## REQUIRED WORK
Your copy should begin at the line containing "Decode this chart: output" and end at the last line of the records; transcribe those lines exactly and leave out every picture.

[Chart and figure data]
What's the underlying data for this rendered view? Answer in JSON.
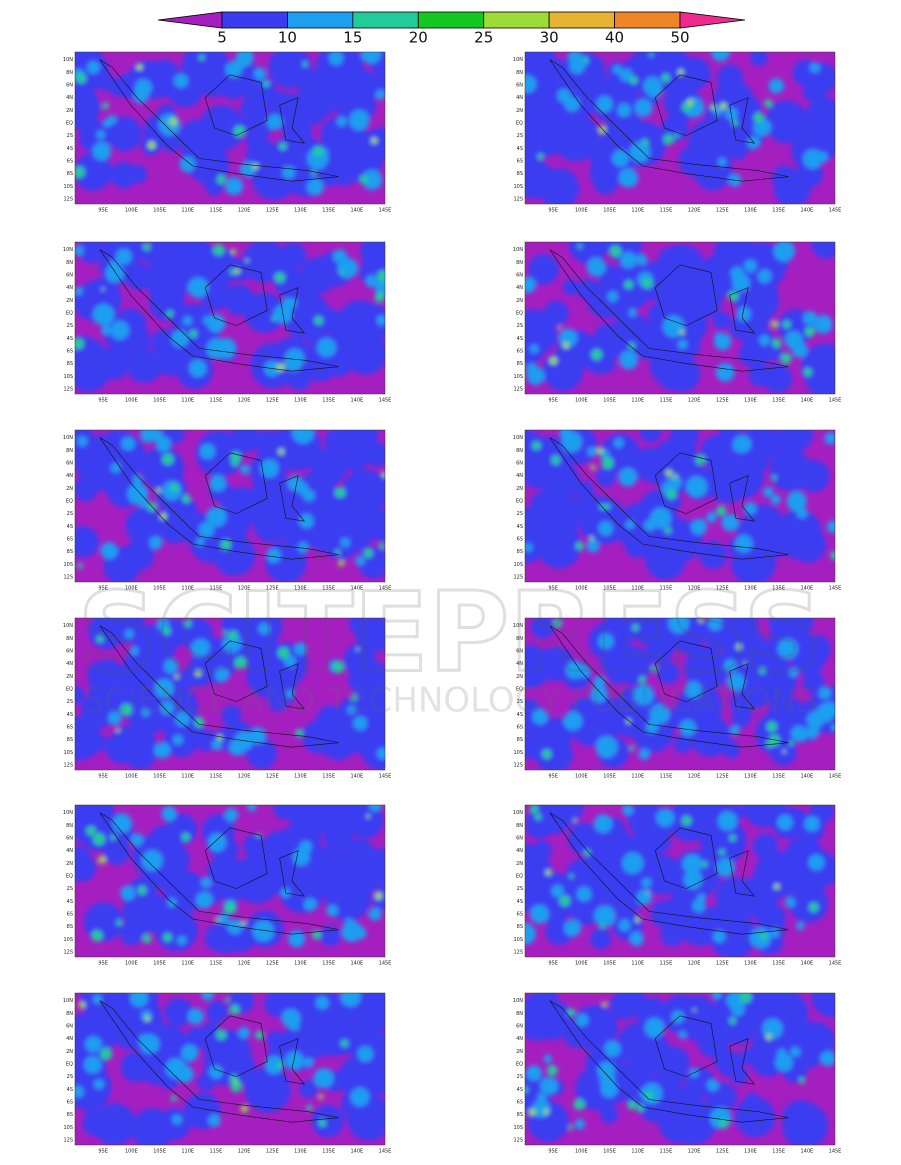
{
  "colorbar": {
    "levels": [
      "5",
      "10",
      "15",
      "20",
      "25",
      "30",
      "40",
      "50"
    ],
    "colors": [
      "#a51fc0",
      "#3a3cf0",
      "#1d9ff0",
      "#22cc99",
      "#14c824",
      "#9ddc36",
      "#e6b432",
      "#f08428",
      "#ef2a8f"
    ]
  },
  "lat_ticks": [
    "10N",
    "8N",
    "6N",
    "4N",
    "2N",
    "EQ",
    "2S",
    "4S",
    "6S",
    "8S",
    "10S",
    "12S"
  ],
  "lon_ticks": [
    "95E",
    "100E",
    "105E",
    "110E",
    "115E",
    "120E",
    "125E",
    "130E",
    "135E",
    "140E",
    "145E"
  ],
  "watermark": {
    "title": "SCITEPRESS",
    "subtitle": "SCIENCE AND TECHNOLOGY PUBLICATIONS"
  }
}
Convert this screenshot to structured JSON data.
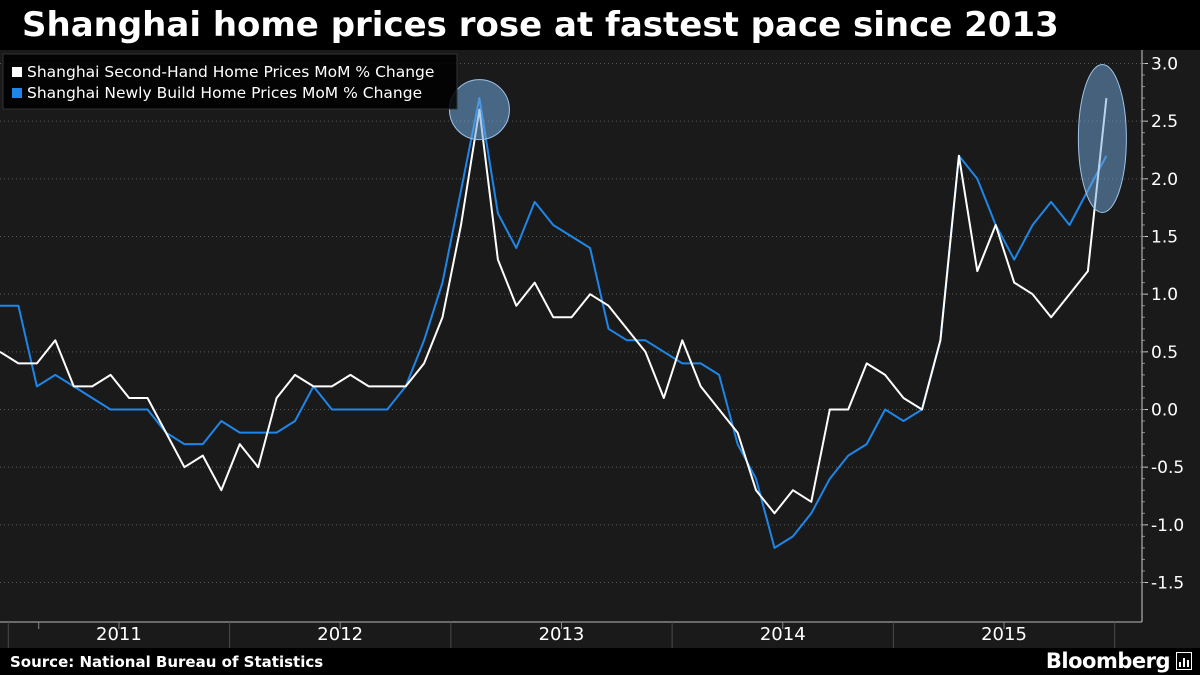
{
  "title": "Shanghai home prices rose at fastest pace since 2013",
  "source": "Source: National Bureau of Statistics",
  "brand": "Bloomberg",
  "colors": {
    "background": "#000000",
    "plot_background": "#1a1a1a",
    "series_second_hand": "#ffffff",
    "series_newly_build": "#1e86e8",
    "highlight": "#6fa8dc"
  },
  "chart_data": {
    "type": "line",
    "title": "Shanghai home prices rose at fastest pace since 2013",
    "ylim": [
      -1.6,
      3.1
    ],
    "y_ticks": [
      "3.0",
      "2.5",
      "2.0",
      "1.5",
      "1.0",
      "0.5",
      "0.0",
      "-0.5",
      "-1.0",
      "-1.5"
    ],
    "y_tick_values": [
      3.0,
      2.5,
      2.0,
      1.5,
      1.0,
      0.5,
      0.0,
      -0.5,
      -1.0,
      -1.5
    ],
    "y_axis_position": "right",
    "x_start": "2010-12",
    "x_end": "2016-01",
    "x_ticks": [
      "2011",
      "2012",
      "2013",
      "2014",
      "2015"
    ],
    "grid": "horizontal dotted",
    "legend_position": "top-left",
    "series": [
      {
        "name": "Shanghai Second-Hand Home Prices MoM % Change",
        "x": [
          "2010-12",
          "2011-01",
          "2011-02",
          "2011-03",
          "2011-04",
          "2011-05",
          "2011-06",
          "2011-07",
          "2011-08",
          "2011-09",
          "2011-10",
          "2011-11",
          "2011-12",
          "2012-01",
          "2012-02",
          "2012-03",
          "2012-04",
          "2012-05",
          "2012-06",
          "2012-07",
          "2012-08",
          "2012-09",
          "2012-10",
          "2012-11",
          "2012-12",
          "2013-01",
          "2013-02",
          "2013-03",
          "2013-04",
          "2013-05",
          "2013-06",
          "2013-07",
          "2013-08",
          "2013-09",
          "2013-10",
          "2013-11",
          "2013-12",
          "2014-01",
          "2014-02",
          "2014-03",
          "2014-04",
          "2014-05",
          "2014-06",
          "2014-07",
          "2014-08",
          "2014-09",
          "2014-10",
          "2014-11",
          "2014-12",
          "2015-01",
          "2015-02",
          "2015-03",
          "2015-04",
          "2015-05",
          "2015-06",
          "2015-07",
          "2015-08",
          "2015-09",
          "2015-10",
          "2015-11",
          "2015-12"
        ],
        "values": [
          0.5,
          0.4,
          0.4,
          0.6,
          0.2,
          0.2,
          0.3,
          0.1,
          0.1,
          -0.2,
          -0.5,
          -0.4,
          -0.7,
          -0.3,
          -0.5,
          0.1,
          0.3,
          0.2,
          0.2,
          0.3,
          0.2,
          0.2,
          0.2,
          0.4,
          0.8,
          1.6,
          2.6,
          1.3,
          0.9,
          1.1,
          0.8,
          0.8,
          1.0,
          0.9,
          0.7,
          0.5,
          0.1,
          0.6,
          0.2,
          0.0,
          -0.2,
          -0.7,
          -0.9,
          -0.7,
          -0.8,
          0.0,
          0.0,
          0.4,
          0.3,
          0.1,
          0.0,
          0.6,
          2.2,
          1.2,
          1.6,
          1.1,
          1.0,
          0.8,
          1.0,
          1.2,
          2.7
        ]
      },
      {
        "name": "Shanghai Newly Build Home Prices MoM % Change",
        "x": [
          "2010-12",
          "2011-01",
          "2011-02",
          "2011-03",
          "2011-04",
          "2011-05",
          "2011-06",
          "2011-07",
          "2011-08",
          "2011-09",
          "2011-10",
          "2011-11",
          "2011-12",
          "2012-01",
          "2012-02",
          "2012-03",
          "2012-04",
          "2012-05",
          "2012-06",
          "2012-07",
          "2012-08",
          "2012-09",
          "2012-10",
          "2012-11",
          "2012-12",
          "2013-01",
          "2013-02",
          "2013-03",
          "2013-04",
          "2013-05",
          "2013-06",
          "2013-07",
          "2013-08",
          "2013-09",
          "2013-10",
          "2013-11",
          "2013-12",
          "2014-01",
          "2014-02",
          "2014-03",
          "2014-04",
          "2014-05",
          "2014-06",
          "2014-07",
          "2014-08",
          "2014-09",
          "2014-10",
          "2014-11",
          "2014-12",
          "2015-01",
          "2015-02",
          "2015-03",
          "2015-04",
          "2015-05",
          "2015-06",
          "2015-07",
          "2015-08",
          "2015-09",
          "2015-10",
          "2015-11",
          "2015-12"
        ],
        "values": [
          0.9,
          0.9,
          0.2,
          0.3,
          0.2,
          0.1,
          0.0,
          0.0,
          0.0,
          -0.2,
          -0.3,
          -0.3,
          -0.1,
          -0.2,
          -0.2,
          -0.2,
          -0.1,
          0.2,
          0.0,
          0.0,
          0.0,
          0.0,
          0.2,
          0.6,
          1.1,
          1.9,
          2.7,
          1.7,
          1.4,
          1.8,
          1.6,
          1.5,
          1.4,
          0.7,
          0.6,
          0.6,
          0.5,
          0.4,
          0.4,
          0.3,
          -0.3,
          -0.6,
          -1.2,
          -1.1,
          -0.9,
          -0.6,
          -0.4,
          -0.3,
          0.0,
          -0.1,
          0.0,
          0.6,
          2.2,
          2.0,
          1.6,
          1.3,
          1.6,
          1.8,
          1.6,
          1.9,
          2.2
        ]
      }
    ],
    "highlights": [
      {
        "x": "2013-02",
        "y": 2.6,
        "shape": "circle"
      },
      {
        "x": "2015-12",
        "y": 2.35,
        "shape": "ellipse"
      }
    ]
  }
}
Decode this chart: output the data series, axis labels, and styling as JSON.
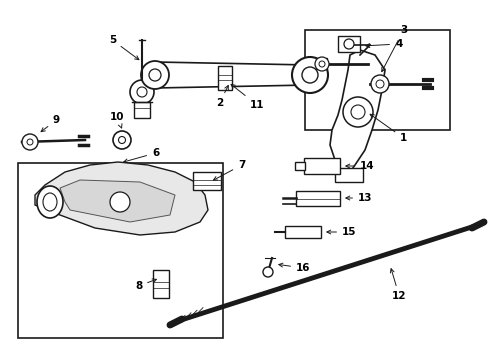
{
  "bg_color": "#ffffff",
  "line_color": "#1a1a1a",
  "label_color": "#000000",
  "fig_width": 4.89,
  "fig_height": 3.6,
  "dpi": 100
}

## SOLUTION
Decode this chart: output the data series, axis labels, and styling as JSON.
{
  "bg_color": "#ffffff",
  "line_color": "#1a1a1a",
  "label_color": "#000000",
  "fig_width": 4.89,
  "fig_height": 3.6,
  "dpi": 100
}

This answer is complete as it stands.